**SOURCE PASSAGE:**
□ □ □ □ □
Suspicious Transaction ReportingAs a general rule, a suspicious transaction will often be one which is inconsistent with the customer’s known activities and profile or with the normal business expected for that type of client. Any transaction(s) other than a transaction (“Occasional Transaction”) occurring outside of a business relationship and that is over an applicable threshold value whether carried out in a single operation or several operations that appear to be linked, shall also be regarded as a form of suspicious activity.
Where a suspicious transaction has been detected and there are reasonable grounds to believe that a money laundering offence has been or is about to be committed, the Suspicious Transaction Report (“STR”) must be raised and completed by the Compliance and reported to the supervisory authority. Employees(s) may be disciplined if they fail without reasonable justification to report a potentially suspicious transaction.
An STR is the document that is used for reporting transaction(s) that is considered to be suspicious, that is, unusual or complex which includes, but is not limited to large transactions. The STR should also be used for those transactions that have no apparent economic or lawful purpose, although the value may be considered insignificant.
The STR or information relating to an STR must not be disclosed or provided to any person, other than a court, competent authority or other person authorized by law, that such information has been requested and/or furnished to the authority. It is a criminal offence for anyone, following the disclosure to the MLRO and/or the authority, to disclose or provide any information that might either “tip off” another person that a disclosure has been made or prejudice an investigation.
Retention of RecordsTransaction records and data are maintained for a minimum period of at least five (5) years after the termination of the business transaction, namely:
- Business transaction records – to enable every transaction conducted to be readily reconstructed, so as to provide evidence if necessary, for the prosecution of criminal behavior;
- Identity and verification documents and information obtained during the CDD process and throughout the course of the relationship;
- Documentations related to money laundering topics, such as files on suspicious activity reports, findings of AML account monitoring, etc.
TrainingBlackwell Global will maintain training programs to ensure that all employees are aware of their obligations in relation to ML/TF matters, the risks faced by the Company and how they should respond with faced with such risks. Training will be conducted periodically, no less frequently than once a year by the MLRO or an external provider, as arranged by the MLRO, and shall cover all aspects of this Policy, and the anti-money laundering and combating the financing of terrorism legislative provisions.
These training programs will equip employees with knowledge and understanding of new developments, money laundering and financing of terrorism techniques, methods and trends. It will also include their responsibilities relating to AML/ CFT, especially requirements relating to CDD, and the analysis of likely scenarios that may arouse suspicion which could result in an STR being generated.
Appropriate records of the training will be maintained and reviewed regularly by the MLRO to ensure that all employees have been adequately trained in their AML/CTF obligations.
General Internal ControlsIt is prudent that Blackwell Global exercises extreme caution in dealing with individuals and corporate entities, including financial institutions from other countries, especially those that have no legal provisions or insufficient legal provisions to counter the incidence of money laundering.
Effective oversight and monitoring of the Policy must be in place to ensure continued compliance. The Policy will be audited by an independent auditor on an annual basis, and the report of the audit and review, together with any recommendations will be submitted to the Board of Directors for acceptance and approval.
□ □ □ □ □
**DATA SHOWN:**
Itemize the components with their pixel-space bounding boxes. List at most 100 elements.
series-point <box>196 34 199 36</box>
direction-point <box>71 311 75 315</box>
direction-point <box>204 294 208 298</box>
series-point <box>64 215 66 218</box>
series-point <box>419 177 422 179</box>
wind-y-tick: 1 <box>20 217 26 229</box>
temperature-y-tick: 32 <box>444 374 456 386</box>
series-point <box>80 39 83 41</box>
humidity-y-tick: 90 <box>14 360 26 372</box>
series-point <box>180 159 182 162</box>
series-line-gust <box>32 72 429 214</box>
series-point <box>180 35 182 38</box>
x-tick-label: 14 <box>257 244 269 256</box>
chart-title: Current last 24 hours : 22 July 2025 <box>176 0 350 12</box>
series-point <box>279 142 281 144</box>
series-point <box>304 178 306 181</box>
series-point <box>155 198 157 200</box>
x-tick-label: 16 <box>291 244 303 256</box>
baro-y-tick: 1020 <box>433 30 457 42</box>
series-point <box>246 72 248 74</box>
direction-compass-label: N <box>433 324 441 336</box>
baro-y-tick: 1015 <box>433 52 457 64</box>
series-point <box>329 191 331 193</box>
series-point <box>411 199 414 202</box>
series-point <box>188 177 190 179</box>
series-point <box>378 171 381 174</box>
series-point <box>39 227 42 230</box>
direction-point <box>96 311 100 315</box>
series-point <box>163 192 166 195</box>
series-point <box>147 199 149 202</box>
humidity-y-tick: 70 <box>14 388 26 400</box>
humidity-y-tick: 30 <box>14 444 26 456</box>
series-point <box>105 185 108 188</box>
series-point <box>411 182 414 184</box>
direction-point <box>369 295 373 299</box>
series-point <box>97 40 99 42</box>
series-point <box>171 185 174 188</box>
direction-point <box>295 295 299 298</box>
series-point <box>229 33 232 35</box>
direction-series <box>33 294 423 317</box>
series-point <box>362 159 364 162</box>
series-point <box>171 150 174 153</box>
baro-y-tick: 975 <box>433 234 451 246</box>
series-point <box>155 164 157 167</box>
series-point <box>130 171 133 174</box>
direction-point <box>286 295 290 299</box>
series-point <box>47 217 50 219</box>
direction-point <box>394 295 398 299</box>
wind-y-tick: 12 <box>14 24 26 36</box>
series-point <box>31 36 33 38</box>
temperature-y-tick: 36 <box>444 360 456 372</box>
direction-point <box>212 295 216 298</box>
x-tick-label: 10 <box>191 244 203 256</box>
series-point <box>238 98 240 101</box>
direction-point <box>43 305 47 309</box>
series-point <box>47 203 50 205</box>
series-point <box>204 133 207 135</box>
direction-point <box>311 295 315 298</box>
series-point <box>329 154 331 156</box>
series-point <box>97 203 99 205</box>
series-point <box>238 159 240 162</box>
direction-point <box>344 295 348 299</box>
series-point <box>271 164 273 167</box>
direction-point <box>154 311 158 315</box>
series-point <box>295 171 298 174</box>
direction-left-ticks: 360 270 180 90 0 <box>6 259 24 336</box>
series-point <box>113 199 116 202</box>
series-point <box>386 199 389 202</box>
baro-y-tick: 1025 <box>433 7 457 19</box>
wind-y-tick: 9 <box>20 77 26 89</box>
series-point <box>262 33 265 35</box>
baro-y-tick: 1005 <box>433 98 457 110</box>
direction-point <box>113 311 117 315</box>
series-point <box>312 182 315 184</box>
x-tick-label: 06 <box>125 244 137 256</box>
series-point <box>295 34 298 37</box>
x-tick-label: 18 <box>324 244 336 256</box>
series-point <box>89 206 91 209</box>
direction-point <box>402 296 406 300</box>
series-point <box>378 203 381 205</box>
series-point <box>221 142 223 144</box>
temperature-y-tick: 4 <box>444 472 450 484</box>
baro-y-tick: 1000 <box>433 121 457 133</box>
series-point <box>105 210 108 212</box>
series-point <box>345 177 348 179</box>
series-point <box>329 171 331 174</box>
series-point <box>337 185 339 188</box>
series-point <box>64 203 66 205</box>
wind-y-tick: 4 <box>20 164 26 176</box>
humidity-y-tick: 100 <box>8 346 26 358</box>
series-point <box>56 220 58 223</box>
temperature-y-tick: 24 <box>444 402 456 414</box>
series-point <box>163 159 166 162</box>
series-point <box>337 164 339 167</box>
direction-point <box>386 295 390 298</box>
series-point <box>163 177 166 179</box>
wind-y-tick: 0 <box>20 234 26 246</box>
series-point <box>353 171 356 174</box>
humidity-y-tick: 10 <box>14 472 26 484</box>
□ □ □ □ □
**TASK INSTRUCTIONS:**
A: List the three kinds of records that the policy excerpt above says are kept for at least five years after the business transaction ends.
B: Using the policy excerpt above, answer these questions, one per line:
(i) What is the least frequent schedule on which training may be conducted?
(ii) Who audits the Policy, and how often?
(iii) For what failure may employees be disciplined?

**EXERCISE SOLUTIONS:**
A:
- Business transaction records
- Identity and verification documents and information obtained during the CDD process and throughout the course of the relationship
- Documentations related to money laundering topics, such as files on suspicious activity reports and findings of AML account monitoring

B:
(i) Once a year.
(ii) An independent auditor, on an annual basis.
(iii) Failing, without reasonable justification, to report a potentially suspicious transaction.